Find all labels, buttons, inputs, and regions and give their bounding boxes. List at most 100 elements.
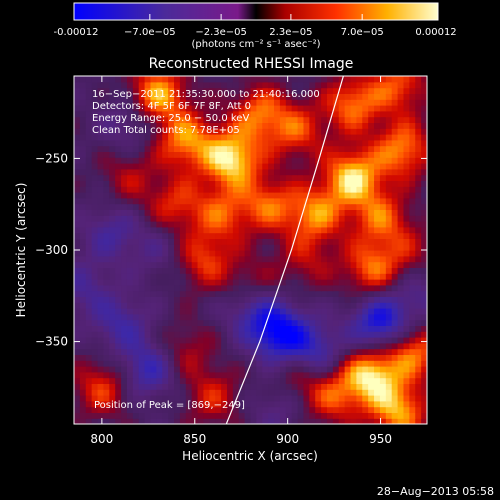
heatmap-cell bbox=[221, 122, 228, 129]
heatmap-cell bbox=[244, 221, 252, 228]
heatmap-cell bbox=[268, 267, 275, 274]
heatmap-cell bbox=[126, 105, 134, 112]
heatmap-cell bbox=[103, 389, 110, 396]
heatmap-cell bbox=[344, 319, 352, 326]
heatmap-cell bbox=[297, 360, 305, 367]
heatmap-cell bbox=[291, 209, 299, 216]
heatmap-cell bbox=[397, 389, 405, 396]
heatmap-cell bbox=[174, 371, 181, 379]
heatmap-cell bbox=[179, 99, 187, 106]
heatmap-cell bbox=[356, 99, 363, 106]
heatmap-cell bbox=[344, 244, 352, 251]
heatmap-cell bbox=[268, 221, 275, 228]
heatmap-cell bbox=[74, 308, 81, 315]
heatmap-cell bbox=[103, 302, 110, 309]
heatmap-cell bbox=[191, 366, 199, 373]
heatmap-cell bbox=[197, 371, 205, 379]
heatmap-cell bbox=[221, 244, 228, 251]
heatmap-cell bbox=[268, 308, 275, 315]
heatmap-cell bbox=[303, 81, 310, 89]
heatmap-cell bbox=[221, 226, 228, 234]
heatmap-cell bbox=[162, 255, 169, 263]
heatmap-cell bbox=[138, 279, 146, 286]
heatmap-cell bbox=[209, 250, 216, 257]
heatmap-cell bbox=[309, 348, 316, 355]
heatmap-cell bbox=[262, 290, 269, 297]
heatmap-cell bbox=[403, 284, 410, 292]
heatmap-cell bbox=[274, 313, 281, 321]
heatmap-cell bbox=[397, 145, 405, 152]
heatmap-cell bbox=[97, 139, 105, 147]
heatmap-cell bbox=[185, 203, 193, 210]
heatmap-cell bbox=[274, 284, 281, 292]
heatmap-cell bbox=[250, 337, 257, 344]
heatmap-cell bbox=[138, 342, 146, 350]
heatmap-cell bbox=[168, 354, 175, 361]
heatmap-cell bbox=[368, 395, 375, 402]
heatmap-cell bbox=[109, 325, 116, 332]
heatmap-cell bbox=[191, 377, 199, 384]
heatmap-cell bbox=[244, 395, 252, 402]
heatmap-cell bbox=[232, 163, 240, 170]
x-tick-label: 900 bbox=[276, 432, 299, 446]
heatmap-cell bbox=[74, 105, 81, 112]
heatmap-cell bbox=[385, 76, 393, 83]
heatmap-cell bbox=[174, 139, 181, 147]
heatmap-cell bbox=[91, 157, 99, 164]
heatmap-cell bbox=[297, 232, 305, 239]
heatmap-cell bbox=[209, 209, 216, 216]
heatmap-cell bbox=[109, 337, 116, 344]
heatmap-cell bbox=[150, 267, 157, 274]
heatmap-cell bbox=[244, 168, 252, 176]
heatmap-cell bbox=[109, 163, 116, 170]
heatmap-cell bbox=[415, 255, 422, 263]
heatmap-cell bbox=[209, 279, 216, 286]
heatmap-cell bbox=[374, 128, 381, 135]
heatmap-cell bbox=[350, 238, 357, 245]
heatmap-cell bbox=[409, 360, 416, 367]
heatmap-cell bbox=[215, 400, 222, 408]
heatmap-cell bbox=[385, 122, 393, 129]
heatmap-cell bbox=[209, 366, 216, 373]
heatmap-cell bbox=[268, 377, 275, 384]
heatmap-cell bbox=[144, 232, 152, 239]
heatmap-cell bbox=[191, 296, 199, 303]
heatmap-cell bbox=[174, 377, 181, 384]
heatmap-cell bbox=[244, 296, 252, 303]
heatmap-cell bbox=[179, 337, 187, 344]
heatmap-cell bbox=[303, 93, 310, 100]
heatmap-cell bbox=[244, 238, 252, 245]
heatmap-cell bbox=[115, 273, 122, 280]
heatmap-cell bbox=[232, 174, 240, 181]
heatmap-cell bbox=[368, 255, 375, 263]
heatmap-cell bbox=[209, 232, 216, 239]
heatmap-cell bbox=[274, 255, 281, 263]
heatmap-cell bbox=[191, 308, 199, 315]
heatmap-cell bbox=[203, 250, 210, 257]
heatmap-cell bbox=[279, 255, 287, 263]
heatmap-cell bbox=[156, 215, 163, 222]
heatmap-cell bbox=[285, 81, 293, 89]
heatmap-cell bbox=[126, 261, 134, 268]
heatmap-cell bbox=[138, 337, 146, 344]
heatmap-cell bbox=[74, 250, 81, 257]
heatmap-cell bbox=[132, 174, 140, 181]
colorbar-tick-label: 7.0e−05 bbox=[341, 27, 384, 38]
heatmap-cell bbox=[168, 308, 175, 315]
heatmap-cell bbox=[421, 163, 427, 170]
heatmap-cell bbox=[126, 418, 134, 424]
heatmap-cell bbox=[250, 383, 257, 390]
heatmap-cell bbox=[168, 383, 175, 390]
heatmap-cell bbox=[97, 110, 105, 118]
heatmap-cell bbox=[315, 209, 322, 216]
heatmap-cell bbox=[121, 122, 128, 129]
heatmap-cell bbox=[162, 383, 169, 390]
heatmap-cell bbox=[91, 250, 99, 257]
heatmap-cell bbox=[144, 244, 152, 251]
heatmap-cell bbox=[209, 197, 216, 205]
heatmap-cell bbox=[379, 389, 387, 396]
heatmap-cell bbox=[303, 244, 310, 251]
heatmap-cell bbox=[309, 93, 316, 100]
heatmap-cell bbox=[191, 226, 199, 234]
heatmap-cell bbox=[256, 296, 263, 303]
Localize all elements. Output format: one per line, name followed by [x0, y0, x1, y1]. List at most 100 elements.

┄┄┄┄┄┄┄┄┄┄┄┄┄┄┄┄┄┄┄┄

## Exercise details:
Rewrite the entire listing above as a JSON list of strings, one string per line, with blank lines and pictures left out.

## Task answer:
[
  "Find all labels, buttons, inputs, and regions and give their bounding boxes. List at most 100 elements.",
  "heatmap-cell bbox=[221, 122, 228, 129]",
  "heatmap-cell bbox=[244, 221, 252, 228]",
  "heatmap-cell bbox=[268, 267, 275, 274]",
  "heatmap-cell bbox=[126, 105, 134, 112]",
  "heatmap-cell bbox=[103, 389, 110, 396]",
  "heatmap-cell bbox=[344, 319, 352, 326]",
  "heatmap-cell bbox=[297, 360, 305, 367]",
  "heatmap-cell bbox=[291, 209, 299, 216]",
  "heatmap-cell bbox=[397, 389, 405, 396]",
  "heatmap-cell bbox=[174, 371, 181, 379]",
  "heatmap-cell bbox=[179, 99, 187, 106]",
  "heatmap-cell bbox=[356, 99, 363, 106]",
  "heatmap-cell bbox=[344, 244, 352, 251]",
  "heatmap-cell bbox=[268, 221, 275, 228]",
  "heatmap-cell bbox=[74, 308, 81, 315]",
  "heatmap-cell bbox=[103, 302, 110, 309]",
  "heatmap-cell bbox=[191, 366, 199, 373]",
  "heatmap-cell bbox=[197, 371, 205, 379]",
  "heatmap-cell bbox=[221, 244, 228, 251]",
  "heatmap-cell bbox=[268, 308, 275, 315]",
  "heatmap-cell bbox=[303, 81, 310, 89]",
  "heatmap-cell bbox=[221, 226, 228, 234]",
  "heatmap-cell bbox=[162, 255, 169, 263]",
  "heatmap-cell bbox=[138, 279, 146, 286]",
  "heatmap-cell bbox=[209, 250, 216, 257]",
  "heatmap-cell bbox=[309, 348, 316, 355]",
  "heatmap-cell bbox=[262, 290, 269, 297]",
  "heatmap-cell bbox=[403, 284, 410, 292]",
  "heatmap-cell bbox=[274, 313, 281, 321]",
  "heatmap-cell bbox=[397, 145, 405, 152]",
  "heatmap-cell bbox=[97, 139, 105, 147]",
  "heatmap-cell bbox=[185, 203, 193, 210]",
  "heatmap-cell bbox=[274, 284, 281, 292]",
  "heatmap-cell bbox=[250, 337, 257, 344]",
  "heatmap-cell bbox=[138, 342, 146, 350]",
  "heatmap-cell bbox=[168, 354, 175, 361]",
  "heatmap-cell bbox=[368, 395, 375, 402]",
  "heatmap-cell bbox=[109, 325, 116, 332]",
  "heatmap-cell bbox=[191, 377, 199, 384]",
  "heatmap-cell bbox=[244, 395, 252, 402]",
  "heatmap-cell bbox=[232, 163, 240, 170]",
  "x-tick-label: 900 bbox=[276, 432, 299, 446]",
  "heatmap-cell bbox=[74, 105, 81, 112]",
  "heatmap-cell bbox=[385, 76, 393, 83]",
  "heatmap-cell bbox=[174, 139, 181, 147]",
  "heatmap-cell bbox=[91, 157, 99, 164]",
  "heatmap-cell bbox=[297, 232, 305, 239]",
  "heatmap-cell bbox=[209, 209, 216, 216]",
  "heatmap-cell bbox=[109, 337, 116, 344]",
  "heatmap-cell bbox=[150, 267, 157, 274]",
  "heatmap-cell bbox=[244, 168, 252, 176]",
  "heatmap-cell bbox=[109, 163, 116, 170]",
  "heatmap-cell bbox=[415, 255, 422, 263]",
  "heatmap-cell bbox=[209, 279, 216, 286]",
  "heatmap-cell bbox=[374, 128, 381, 135]",
  "heatmap-cell bbox=[350, 238, 357, 245]",
  "heatmap-cell bbox=[409, 360, 416, 367]",
  "heatmap-cell bbox=[215, 400, 222, 408]",
  "heatmap-cell bbox=[385, 122, 393, 129]",
  "heatmap-cell bbox=[209, 366, 216, 373]",
  "heatmap-cell bbox=[268, 377, 275, 384]",
  "heatmap-cell bbox=[144, 232, 152, 239]",
  "heatmap-cell bbox=[191, 296, 199, 303]",
  "heatmap-cell bbox=[174, 377, 181, 384]",
  "heatmap-cell bbox=[244, 296, 252, 303]",
  "heatmap-cell bbox=[179, 337, 187, 344]",
  "heatmap-cell bbox=[303, 93, 310, 100]",
  "heatmap-cell bbox=[244, 238, 252, 245]",
  "heatmap-cell bbox=[115, 273, 122, 280]",
  "heatmap-cell bbox=[232, 174, 240, 181]",
  "heatmap-cell bbox=[368, 255, 375, 263]",
  "heatmap-cell bbox=[209, 232, 216, 239]",
  "heatmap-cell bbox=[274, 255, 281, 263]",
  "heatmap-cell bbox=[191, 308, 199, 315]",
  "heatmap-cell bbox=[203, 250, 210, 257]",
  "heatmap-cell bbox=[279, 255, 287, 263]",
  "heatmap-cell bbox=[156, 215, 163, 222]",
  "heatmap-cell bbox=[285, 81, 293, 89]",
  "heatmap-cell bbox=[126, 261, 134, 268]",
  "heatmap-cell bbox=[138, 337, 146, 344]",
  "heatmap-cell bbox=[74, 250, 81, 257]",
  "heatmap-cell bbox=[132, 174, 140, 181]",
  "colorbar-tick-label: 7.0e−05 bbox=[341, 27, 384, 38]",
  "heatmap-cell bbox=[168, 308, 175, 315]",
  "heatmap-cell bbox=[421, 163, 427, 170]",
  "heatmap-cell bbox=[126, 418, 134, 424]",
  "heatmap-cell bbox=[250, 383, 257, 390]",
  "heatmap-cell bbox=[168, 383, 175, 390]",
  "heatmap-cell bbox=[97, 110, 105, 118]",
  "heatmap-cell bbox=[315, 209, 322, 216]",
  "heatmap-cell bbox=[121, 122, 128, 129]",
  "heatmap-cell bbox=[162, 383, 169, 390]",
  "heatmap-cell bbox=[91, 250, 99, 257]",
  "heatmap-cell bbox=[144, 244, 152, 251]",
  "heatmap-cell bbox=[209, 197, 216, 205]",
  "heatmap-cell bbox=[379, 389, 387, 396]",
  "heatmap-cell bbox=[303, 244, 310, 251]",
  "heatmap-cell bbox=[309, 93, 316, 100]",
  "heatmap-cell bbox=[191, 226, 199, 234]",
  "heatmap-cell bbox=[256, 296, 263, 303]",
  "Localize all elements. Output format: one per line, name followed by [x0, y0, x1, y1]. List at most 100 elements."
]